Exercise requirements:
Reproduce all entries precisely, down to the last character.

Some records
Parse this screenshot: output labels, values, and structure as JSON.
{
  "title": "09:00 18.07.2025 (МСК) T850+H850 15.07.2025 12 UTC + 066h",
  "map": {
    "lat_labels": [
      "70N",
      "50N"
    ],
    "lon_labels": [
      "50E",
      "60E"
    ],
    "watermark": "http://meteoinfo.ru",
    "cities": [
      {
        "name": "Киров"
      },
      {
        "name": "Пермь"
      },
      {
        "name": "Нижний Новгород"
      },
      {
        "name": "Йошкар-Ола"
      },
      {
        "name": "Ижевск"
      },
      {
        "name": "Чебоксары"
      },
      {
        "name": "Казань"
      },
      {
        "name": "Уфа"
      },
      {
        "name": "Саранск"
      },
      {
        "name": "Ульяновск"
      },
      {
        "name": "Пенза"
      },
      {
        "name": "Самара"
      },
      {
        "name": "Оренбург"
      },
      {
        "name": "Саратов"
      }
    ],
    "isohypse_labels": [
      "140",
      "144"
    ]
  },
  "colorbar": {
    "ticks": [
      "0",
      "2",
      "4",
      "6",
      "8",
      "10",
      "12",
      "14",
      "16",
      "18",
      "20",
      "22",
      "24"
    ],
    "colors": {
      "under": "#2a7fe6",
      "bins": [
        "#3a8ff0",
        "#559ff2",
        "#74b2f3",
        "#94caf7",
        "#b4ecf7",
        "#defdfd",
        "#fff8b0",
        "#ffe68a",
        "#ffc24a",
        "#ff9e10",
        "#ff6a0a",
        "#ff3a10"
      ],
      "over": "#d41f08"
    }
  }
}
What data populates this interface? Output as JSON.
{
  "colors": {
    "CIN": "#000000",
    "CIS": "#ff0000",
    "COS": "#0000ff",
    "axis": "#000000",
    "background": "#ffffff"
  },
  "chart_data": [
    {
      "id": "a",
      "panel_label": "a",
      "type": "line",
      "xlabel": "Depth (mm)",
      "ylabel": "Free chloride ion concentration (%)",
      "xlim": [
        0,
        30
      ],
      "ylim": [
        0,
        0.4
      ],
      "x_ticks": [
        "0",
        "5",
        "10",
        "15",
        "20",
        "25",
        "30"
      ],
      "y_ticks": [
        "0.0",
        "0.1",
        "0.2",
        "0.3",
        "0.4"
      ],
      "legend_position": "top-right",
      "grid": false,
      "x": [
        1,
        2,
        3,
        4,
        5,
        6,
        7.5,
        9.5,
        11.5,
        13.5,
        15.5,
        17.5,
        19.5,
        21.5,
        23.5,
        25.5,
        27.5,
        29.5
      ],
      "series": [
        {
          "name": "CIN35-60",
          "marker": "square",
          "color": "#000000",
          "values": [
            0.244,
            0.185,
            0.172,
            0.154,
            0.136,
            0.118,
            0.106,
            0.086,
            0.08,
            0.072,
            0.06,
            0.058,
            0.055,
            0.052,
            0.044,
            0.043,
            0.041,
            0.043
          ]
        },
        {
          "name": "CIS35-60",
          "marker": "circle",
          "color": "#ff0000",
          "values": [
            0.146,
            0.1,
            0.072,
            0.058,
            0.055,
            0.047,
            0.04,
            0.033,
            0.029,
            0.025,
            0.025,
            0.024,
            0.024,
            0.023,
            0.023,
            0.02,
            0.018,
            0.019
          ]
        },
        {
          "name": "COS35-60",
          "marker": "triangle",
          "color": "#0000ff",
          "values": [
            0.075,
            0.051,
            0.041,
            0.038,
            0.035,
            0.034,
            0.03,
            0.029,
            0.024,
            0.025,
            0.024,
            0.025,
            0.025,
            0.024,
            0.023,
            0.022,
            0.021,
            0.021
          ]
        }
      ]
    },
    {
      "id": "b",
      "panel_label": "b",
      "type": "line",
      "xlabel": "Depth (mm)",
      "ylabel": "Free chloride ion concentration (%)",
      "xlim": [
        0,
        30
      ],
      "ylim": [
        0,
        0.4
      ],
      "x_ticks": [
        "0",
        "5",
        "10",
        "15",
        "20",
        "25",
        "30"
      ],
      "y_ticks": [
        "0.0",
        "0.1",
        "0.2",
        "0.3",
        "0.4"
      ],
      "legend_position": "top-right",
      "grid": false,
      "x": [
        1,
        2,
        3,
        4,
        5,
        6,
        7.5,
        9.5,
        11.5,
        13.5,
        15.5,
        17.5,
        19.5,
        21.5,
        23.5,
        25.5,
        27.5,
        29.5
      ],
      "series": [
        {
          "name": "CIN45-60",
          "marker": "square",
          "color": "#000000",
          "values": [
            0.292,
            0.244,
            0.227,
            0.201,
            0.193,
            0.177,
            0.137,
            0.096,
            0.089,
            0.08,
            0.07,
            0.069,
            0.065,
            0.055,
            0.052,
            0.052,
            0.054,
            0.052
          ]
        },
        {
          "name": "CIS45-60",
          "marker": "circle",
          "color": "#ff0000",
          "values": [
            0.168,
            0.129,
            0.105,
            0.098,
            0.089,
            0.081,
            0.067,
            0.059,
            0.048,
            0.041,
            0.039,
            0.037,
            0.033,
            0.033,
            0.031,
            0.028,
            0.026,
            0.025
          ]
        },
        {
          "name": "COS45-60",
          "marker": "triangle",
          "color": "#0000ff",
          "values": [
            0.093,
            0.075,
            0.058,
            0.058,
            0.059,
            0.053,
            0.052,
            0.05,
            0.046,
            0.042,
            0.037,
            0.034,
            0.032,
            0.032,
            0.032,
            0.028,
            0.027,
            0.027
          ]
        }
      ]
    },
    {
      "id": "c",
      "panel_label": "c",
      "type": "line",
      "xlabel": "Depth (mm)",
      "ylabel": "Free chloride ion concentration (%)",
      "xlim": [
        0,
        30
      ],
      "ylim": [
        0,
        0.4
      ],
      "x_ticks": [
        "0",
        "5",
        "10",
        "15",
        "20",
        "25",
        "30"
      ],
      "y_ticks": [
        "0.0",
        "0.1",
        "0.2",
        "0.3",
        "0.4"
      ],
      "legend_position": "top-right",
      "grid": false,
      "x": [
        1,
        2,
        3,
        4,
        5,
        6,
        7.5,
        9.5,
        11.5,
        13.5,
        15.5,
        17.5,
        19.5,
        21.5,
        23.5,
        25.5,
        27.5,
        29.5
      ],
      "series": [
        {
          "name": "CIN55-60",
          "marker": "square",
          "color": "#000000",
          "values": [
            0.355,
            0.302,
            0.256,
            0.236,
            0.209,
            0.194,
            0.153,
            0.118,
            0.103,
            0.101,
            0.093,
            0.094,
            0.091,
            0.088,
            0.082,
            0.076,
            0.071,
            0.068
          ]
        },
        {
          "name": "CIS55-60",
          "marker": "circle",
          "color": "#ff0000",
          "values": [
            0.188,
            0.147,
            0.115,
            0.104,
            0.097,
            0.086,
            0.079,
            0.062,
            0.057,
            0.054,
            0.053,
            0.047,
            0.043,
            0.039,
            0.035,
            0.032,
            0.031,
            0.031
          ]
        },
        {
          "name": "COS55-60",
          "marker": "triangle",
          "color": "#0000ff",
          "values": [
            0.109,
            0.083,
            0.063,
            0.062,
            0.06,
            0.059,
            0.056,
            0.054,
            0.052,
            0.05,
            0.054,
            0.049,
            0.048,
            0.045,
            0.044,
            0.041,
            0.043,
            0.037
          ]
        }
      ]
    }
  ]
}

Answer to the task:
Parse this screenshot: output labels, values, and structure as JSON.
{
  "title": "09:00 18.07.2025 (МСК) T850+H850 15.07.2025 12 UTC + 066h",
  "map": {
    "lat_labels": [
      "70N",
      "50N"
    ],
    "lon_labels": [
      "50E",
      "60E"
    ],
    "watermark": "http://meteoinfo.ru",
    "cities": [
      {
        "name": "Киров"
      },
      {
        "name": "Пермь"
      },
      {
        "name": "Нижний Новгород"
      },
      {
        "name": "Йошкар-Ола"
      },
      {
        "name": "Ижевск"
      },
      {
        "name": "Чебоксары"
      },
      {
        "name": "Казань"
      },
      {
        "name": "Уфа"
      },
      {
        "name": "Саранск"
      },
      {
        "name": "Ульяновск"
      },
      {
        "name": "Пенза"
      },
      {
        "name": "Самара"
      },
      {
        "name": "Оренбург"
      },
      {
        "name": "Саратов"
      }
    ],
    "isohypse_labels": [
      "140",
      "144"
    ]
  },
  "colorbar": {
    "ticks": [
      "0",
      "2",
      "4",
      "6",
      "8",
      "10",
      "12",
      "14",
      "16",
      "18",
      "20",
      "22",
      "24"
    ],
    "colors": {
      "under": "#2a7fe6",
      "bins": [
        "#3a8ff0",
        "#559ff2",
        "#74b2f3",
        "#94caf7",
        "#b4ecf7",
        "#defdfd",
        "#fff8b0",
        "#ffe68a",
        "#ffc24a",
        "#ff9e10",
        "#ff6a0a",
        "#ff3a10"
      ],
      "over": "#d41f08"
    }
  }
}
What data populates this interface? Output as JSON.
{
  "colors": {
    "CIN": "#000000",
    "CIS": "#ff0000",
    "COS": "#0000ff",
    "axis": "#000000",
    "background": "#ffffff"
  },
  "chart_data": [
    {
      "id": "a",
      "panel_label": "a",
      "type": "line",
      "xlabel": "Depth (mm)",
      "ylabel": "Free chloride ion concentration (%)",
      "xlim": [
        0,
        30
      ],
      "ylim": [
        0,
        0.4
      ],
      "x_ticks": [
        "0",
        "5",
        "10",
        "15",
        "20",
        "25",
        "30"
      ],
      "y_ticks": [
        "0.0",
        "0.1",
        "0.2",
        "0.3",
        "0.4"
      ],
      "legend_position": "top-right",
      "grid": false,
      "x": [
        1,
        2,
        3,
        4,
        5,
        6,
        7.5,
        9.5,
        11.5,
        13.5,
        15.5,
        17.5,
        19.5,
        21.5,
        23.5,
        25.5,
        27.5,
        29.5
      ],
      "series": [
        {
          "name": "CIN35-60",
          "marker": "square",
          "color": "#000000",
          "values": [
            0.244,
            0.185,
            0.172,
            0.154,
            0.136,
            0.118,
            0.106,
            0.086,
            0.08,
            0.072,
            0.06,
            0.058,
            0.055,
            0.052,
            0.044,
            0.043,
            0.041,
            0.043
          ]
        },
        {
          "name": "CIS35-60",
          "marker": "circle",
          "color": "#ff0000",
          "values": [
            0.146,
            0.1,
            0.072,
            0.058,
            0.055,
            0.047,
            0.04,
            0.033,
            0.029,
            0.025,
            0.025,
            0.024,
            0.024,
            0.023,
            0.023,
            0.02,
            0.018,
            0.019
          ]
        },
        {
          "name": "COS35-60",
          "marker": "triangle",
          "color": "#0000ff",
          "values": [
            0.075,
            0.051,
            0.041,
            0.038,
            0.035,
            0.034,
            0.03,
            0.029,
            0.024,
            0.025,
            0.024,
            0.025,
            0.025,
            0.024,
            0.023,
            0.022,
            0.021,
            0.021
          ]
        }
      ]
    },
    {
      "id": "b",
      "panel_label": "b",
      "type": "line",
      "xlabel": "Depth (mm)",
      "ylabel": "Free chloride ion concentration (%)",
      "xlim": [
        0,
        30
      ],
      "ylim": [
        0,
        0.4
      ],
      "x_ticks": [
        "0",
        "5",
        "10",
        "15",
        "20",
        "25",
        "30"
      ],
      "y_ticks": [
        "0.0",
        "0.1",
        "0.2",
        "0.3",
        "0.4"
      ],
      "legend_position": "top-right",
      "grid": false,
      "x": [
        1,
        2,
        3,
        4,
        5,
        6,
        7.5,
        9.5,
        11.5,
        13.5,
        15.5,
        17.5,
        19.5,
        21.5,
        23.5,
        25.5,
        27.5,
        29.5
      ],
      "series": [
        {
          "name": "CIN45-60",
          "marker": "square",
          "color": "#000000",
          "values": [
            0.292,
            0.244,
            0.227,
            0.201,
            0.193,
            0.177,
            0.137,
            0.096,
            0.089,
            0.08,
            0.07,
            0.069,
            0.065,
            0.055,
            0.052,
            0.052,
            0.054,
            0.052
          ]
        },
        {
          "name": "CIS45-60",
          "marker": "circle",
          "color": "#ff0000",
          "values": [
            0.168,
            0.129,
            0.105,
            0.098,
            0.089,
            0.081,
            0.067,
            0.059,
            0.048,
            0.041,
            0.039,
            0.037,
            0.033,
            0.033,
            0.031,
            0.028,
            0.026,
            0.025
          ]
        },
        {
          "name": "COS45-60",
          "marker": "triangle",
          "color": "#0000ff",
          "values": [
            0.093,
            0.075,
            0.058,
            0.058,
            0.059,
            0.053,
            0.052,
            0.05,
            0.046,
            0.042,
            0.037,
            0.034,
            0.032,
            0.032,
            0.032,
            0.028,
            0.027,
            0.027
          ]
        }
      ]
    },
    {
      "id": "c",
      "panel_label": "c",
      "type": "line",
      "xlabel": "Depth (mm)",
      "ylabel": "Free chloride ion concentration (%)",
      "xlim": [
        0,
        30
      ],
      "ylim": [
        0,
        0.4
      ],
      "x_ticks": [
        "0",
        "5",
        "10",
        "15",
        "20",
        "25",
        "30"
      ],
      "y_ticks": [
        "0.0",
        "0.1",
        "0.2",
        "0.3",
        "0.4"
      ],
      "legend_position": "top-right",
      "grid": false,
      "x": [
        1,
        2,
        3,
        4,
        5,
        6,
        7.5,
        9.5,
        11.5,
        13.5,
        15.5,
        17.5,
        19.5,
        21.5,
        23.5,
        25.5,
        27.5,
        29.5
      ],
      "series": [
        {
          "name": "CIN55-60",
          "marker": "square",
          "color": "#000000",
          "values": [
            0.355,
            0.302,
            0.256,
            0.236,
            0.209,
            0.194,
            0.153,
            0.118,
            0.103,
            0.101,
            0.093,
            0.094,
            0.091,
            0.088,
            0.082,
            0.076,
            0.071,
            0.068
          ]
        },
        {
          "name": "CIS55-60",
          "marker": "circle",
          "color": "#ff0000",
          "values": [
            0.188,
            0.147,
            0.115,
            0.104,
            0.097,
            0.086,
            0.079,
            0.062,
            0.057,
            0.054,
            0.053,
            0.047,
            0.043,
            0.039,
            0.035,
            0.032,
            0.031,
            0.031
          ]
        },
        {
          "name": "COS55-60",
          "marker": "triangle",
          "color": "#0000ff",
          "values": [
            0.109,
            0.083,
            0.063,
            0.062,
            0.06,
            0.059,
            0.056,
            0.054,
            0.052,
            0.05,
            0.054,
            0.049,
            0.048,
            0.045,
            0.044,
            0.041,
            0.043,
            0.037
          ]
        }
      ]
    }
  ]
}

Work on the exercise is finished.